#### Supplied entries:
----------------------------------------
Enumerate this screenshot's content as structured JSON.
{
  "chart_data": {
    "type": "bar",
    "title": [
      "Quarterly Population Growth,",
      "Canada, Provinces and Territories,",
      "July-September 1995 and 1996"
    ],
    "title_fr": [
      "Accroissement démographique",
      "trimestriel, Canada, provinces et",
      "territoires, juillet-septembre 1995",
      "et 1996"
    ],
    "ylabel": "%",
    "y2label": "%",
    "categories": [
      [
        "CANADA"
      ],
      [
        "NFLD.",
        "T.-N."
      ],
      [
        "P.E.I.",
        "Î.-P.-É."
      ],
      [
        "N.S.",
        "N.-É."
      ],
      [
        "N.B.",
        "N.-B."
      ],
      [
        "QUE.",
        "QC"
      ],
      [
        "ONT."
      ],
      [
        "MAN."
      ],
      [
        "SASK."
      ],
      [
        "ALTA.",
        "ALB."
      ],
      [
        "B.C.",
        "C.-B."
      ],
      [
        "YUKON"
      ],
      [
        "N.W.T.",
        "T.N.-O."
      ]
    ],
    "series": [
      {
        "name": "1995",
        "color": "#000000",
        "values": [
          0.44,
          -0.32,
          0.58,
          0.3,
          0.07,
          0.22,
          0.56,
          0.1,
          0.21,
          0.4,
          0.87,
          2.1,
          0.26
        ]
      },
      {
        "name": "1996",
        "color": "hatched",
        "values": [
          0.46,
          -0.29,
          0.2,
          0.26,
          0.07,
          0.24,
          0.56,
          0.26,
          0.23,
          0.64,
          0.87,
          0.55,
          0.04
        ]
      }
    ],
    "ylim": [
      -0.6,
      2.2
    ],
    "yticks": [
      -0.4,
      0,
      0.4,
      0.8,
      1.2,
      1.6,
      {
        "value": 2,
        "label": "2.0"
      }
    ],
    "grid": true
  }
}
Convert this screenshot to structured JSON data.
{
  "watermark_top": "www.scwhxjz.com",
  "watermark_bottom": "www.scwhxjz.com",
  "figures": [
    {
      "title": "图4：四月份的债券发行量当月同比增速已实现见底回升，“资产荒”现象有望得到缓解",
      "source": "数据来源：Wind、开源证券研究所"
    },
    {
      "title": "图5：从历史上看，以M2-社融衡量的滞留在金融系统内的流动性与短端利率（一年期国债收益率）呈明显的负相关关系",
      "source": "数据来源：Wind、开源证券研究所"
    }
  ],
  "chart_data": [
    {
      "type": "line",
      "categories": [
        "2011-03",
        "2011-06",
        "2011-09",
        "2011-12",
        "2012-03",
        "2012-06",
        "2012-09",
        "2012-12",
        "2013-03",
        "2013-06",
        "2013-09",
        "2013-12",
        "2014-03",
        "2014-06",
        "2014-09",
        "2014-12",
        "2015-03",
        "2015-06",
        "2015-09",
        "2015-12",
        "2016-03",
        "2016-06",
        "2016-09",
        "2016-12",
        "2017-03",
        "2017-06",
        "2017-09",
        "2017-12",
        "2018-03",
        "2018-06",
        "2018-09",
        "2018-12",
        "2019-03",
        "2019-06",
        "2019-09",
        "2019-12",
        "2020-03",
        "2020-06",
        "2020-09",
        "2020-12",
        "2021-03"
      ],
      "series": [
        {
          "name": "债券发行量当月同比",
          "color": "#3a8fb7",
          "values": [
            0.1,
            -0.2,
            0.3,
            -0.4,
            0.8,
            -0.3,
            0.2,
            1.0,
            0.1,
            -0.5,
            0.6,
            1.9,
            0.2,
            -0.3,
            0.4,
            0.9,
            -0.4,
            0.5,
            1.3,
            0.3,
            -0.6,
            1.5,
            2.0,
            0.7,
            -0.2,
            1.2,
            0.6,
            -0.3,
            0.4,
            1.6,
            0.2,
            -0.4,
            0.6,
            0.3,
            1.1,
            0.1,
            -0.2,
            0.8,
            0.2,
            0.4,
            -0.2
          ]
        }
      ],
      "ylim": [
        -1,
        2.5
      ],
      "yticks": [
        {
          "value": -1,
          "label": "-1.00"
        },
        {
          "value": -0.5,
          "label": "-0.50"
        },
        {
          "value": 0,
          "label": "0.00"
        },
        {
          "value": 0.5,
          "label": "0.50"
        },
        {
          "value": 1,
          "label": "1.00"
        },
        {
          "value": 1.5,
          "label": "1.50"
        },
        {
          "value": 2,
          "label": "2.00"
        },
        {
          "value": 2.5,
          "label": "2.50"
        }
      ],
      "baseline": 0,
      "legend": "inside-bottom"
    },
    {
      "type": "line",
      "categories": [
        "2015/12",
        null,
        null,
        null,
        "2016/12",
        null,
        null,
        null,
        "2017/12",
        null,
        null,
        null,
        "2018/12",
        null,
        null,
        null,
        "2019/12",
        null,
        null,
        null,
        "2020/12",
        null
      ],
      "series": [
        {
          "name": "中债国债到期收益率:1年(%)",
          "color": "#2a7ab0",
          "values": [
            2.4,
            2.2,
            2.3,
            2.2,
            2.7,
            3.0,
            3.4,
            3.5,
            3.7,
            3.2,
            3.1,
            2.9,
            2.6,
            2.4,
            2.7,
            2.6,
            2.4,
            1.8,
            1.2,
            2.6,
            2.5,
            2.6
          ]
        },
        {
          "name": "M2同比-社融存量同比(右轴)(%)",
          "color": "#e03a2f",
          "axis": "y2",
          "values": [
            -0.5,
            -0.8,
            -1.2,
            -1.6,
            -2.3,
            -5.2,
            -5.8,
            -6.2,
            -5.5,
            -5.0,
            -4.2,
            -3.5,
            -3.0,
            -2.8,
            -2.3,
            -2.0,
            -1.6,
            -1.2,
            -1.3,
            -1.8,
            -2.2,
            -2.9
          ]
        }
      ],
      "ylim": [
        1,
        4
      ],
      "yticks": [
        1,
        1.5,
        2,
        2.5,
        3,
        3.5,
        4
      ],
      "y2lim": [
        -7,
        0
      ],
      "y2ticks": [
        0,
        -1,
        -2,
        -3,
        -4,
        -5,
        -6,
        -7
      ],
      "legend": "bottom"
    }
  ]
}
----------------------------------------
#### Written problem:
Wherever the word "legend" occurs in a line of the listing, copy that line.

#### Output:
      "legend": "inside-bottom"
      "legend": "bottom"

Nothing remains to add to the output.